### DESCRIPTION OF THE TASK
Pick out the lines below that include the string "адаптированной".

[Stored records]
<<<<

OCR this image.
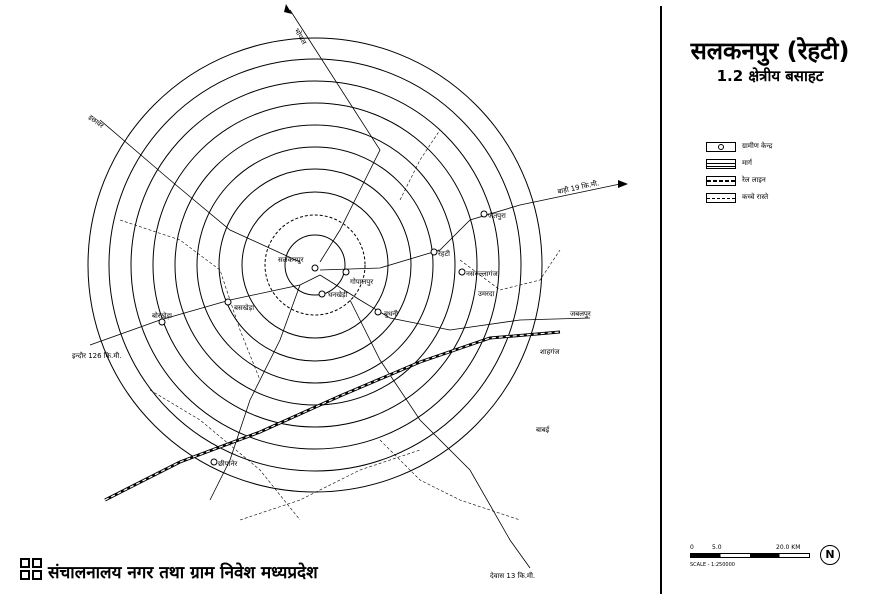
भोपाल
इछावर
बाड़ी 19 कि.मी.
इन्दौर 126 कि.मी.
देवास 13 कि.मी.
सलकनपुर
रेहटी
बोरखेड़ा
बसखेड़ा
धनखेड़ी
बुधनी
नसरुल्लागंज
जैतपुरा
छीपानेर
गोपालपुर
शाहगंज
बाबई
उमरदा
जबलपुर
सलकनपुर (रेहटी)
1.2 क्षेत्रीय बसाहट
ग्रामीण केन्द्र
मार्ग
रेल लाइन
कच्चे रास्ते
0	5.0	20.0 KM
SCALE - 1:250000
N
संचालनालय नगर तथा ग्राम निवेश मध्यप्रदेश
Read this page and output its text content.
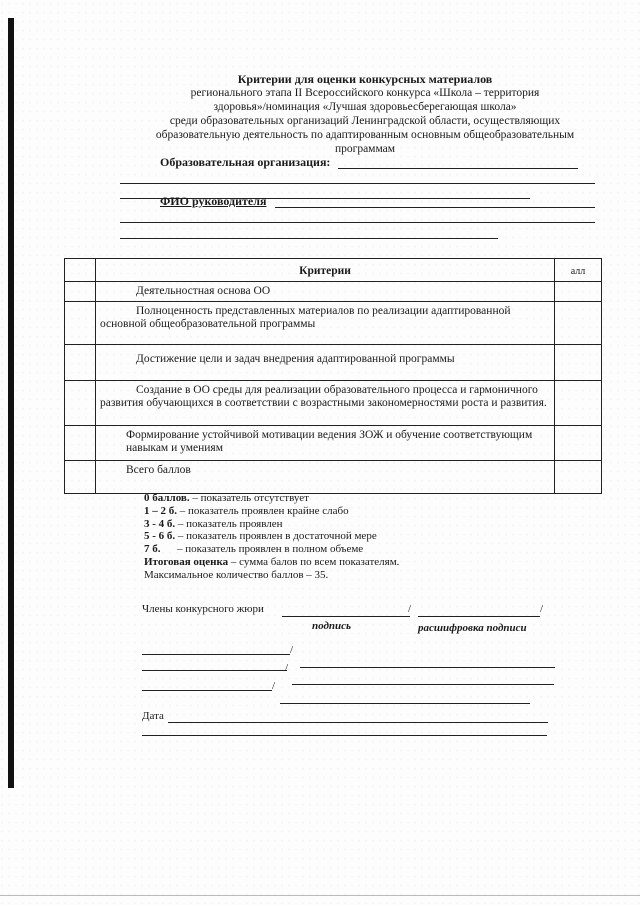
Критерии для оценки конкурсных материалов
регионального этапа II Всероссийского конкурса «Школа – территория
здоровья»/номинация «Лучшая здоровьесберегающая школа»
среди образовательных организаций Ленинградской области, осуществляющих
образовательную деятельность по адаптированным основным общеобразовательным
программам
Образовательная организация:
ФИО руководителя
	Критерии	алл
	Деятельностная основа ОО	
	Полноценность представленных материалов по реализации адаптированной основной общеобразовательной программы	
	Достижение цели и задач внедрения адаптированной программы	
	Создание в ОО среды для реализации образовательного процесса и гармоничного развития обучающихся в соответствии с возрастными закономерностями роста и развития.	
	Формирование устойчивой мотивации ведения ЗОЖ и обучение соответствующим навыкам и умениям	
	Всего баллов	
0 баллов. – показатель отсутствует
1 – 2 б. – показатель проявлен крайне слабо
3 - 4 б. – показатель проявлен
5 - 6 б. – показатель проявлен в достаточной мере
7 б.      – показатель проявлен в полном объеме
Итоговая оценка – сумма балов по всем показателям.
Максимальное количество баллов – 35.
Члены конкурсного жюри	/	/
подпись	расшифровка подписи
/
/
/
Дата
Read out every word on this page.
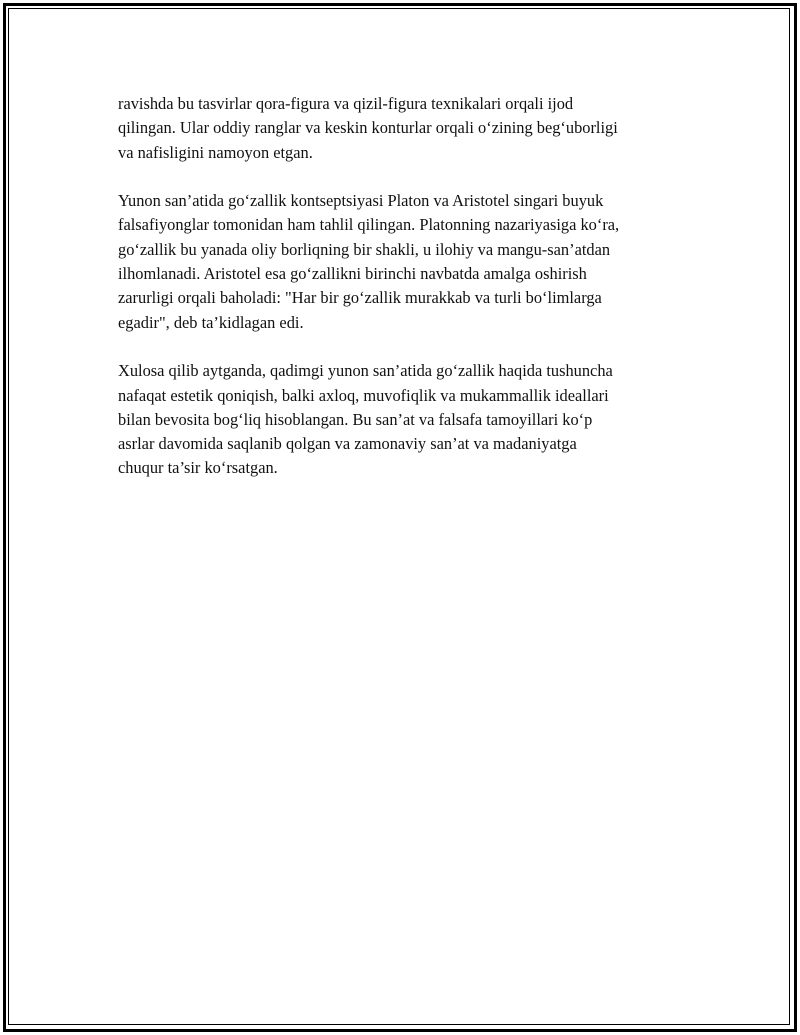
ravishda bu tasvirlar qora-figura va qizil-figura texnikalari orqali ijod
qilingan. Ular oddiy ranglar va keskin konturlar orqali o‘zining beg‘uborligi
va nafisligini namoyon etgan.

Yunon san’atida go‘zallik kontseptsiyasi Platon va Aristotel singari buyuk
falsafiyonglar tomonidan ham tahlil qilingan. Platonning nazariyasiga ko‘ra,
go‘zallik bu yanada oliy borliqning bir shakli, u ilohiy va mangu-san’atdan
ilhomlanadi. Aristotel esa go‘zallikni birinchi navbatda amalga oshirish
zarurligi orqali baholadi: "Har bir go‘zallik murakkab va turli bo‘limlarga
egadir", deb ta’kidlagan edi.

Xulosa qilib aytganda, qadimgi yunon san’atida go‘zallik haqida tushuncha
nafaqat estetik qoniqish, balki axloq, muvofiqlik va mukammallik ideallari
bilan bevosita bog‘liq hisoblangan. Bu san’at va falsafa tamoyillari ko‘p
asrlar davomida saqlanib qolgan va zamonaviy san’at va madaniyatga
chuqur ta’sir ko‘rsatgan.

>>>>

### TASK SOLUTION
	Полноценность представленных материалов по реализации адаптированной основной общеобразовательной программы	
	Достижение цели и задач внедрения адаптированной программы	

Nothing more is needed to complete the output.